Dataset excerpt
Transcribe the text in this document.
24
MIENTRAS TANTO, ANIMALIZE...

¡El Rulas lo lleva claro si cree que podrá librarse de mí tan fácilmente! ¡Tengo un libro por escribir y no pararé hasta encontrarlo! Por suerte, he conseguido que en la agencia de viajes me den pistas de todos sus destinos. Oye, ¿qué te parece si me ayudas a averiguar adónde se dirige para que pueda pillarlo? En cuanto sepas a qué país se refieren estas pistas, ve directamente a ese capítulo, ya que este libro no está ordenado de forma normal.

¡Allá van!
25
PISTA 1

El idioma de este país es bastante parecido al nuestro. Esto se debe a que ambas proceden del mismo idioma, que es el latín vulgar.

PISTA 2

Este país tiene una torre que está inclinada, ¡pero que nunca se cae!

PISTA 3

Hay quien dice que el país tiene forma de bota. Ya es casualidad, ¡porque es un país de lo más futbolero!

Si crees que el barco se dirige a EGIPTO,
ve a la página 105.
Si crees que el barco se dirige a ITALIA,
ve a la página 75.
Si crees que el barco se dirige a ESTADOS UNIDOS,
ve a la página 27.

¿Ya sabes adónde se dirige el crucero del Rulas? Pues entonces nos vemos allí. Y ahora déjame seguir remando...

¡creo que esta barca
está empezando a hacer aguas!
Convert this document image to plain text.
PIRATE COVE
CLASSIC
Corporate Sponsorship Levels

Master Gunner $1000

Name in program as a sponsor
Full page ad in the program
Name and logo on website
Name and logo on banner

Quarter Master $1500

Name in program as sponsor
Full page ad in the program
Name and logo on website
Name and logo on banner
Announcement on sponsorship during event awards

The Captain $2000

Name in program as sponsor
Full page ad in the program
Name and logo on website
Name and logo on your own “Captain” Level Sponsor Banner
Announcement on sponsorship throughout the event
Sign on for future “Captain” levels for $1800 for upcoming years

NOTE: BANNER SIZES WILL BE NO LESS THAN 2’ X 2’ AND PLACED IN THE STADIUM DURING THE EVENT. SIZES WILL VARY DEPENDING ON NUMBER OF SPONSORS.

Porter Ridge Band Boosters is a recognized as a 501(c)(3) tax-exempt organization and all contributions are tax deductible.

PROBLEM DESCRIPTION: Work out how many lines in the records above contain the word "adónde", and reply with that number alone.

EXERCISE SOLUTION: 2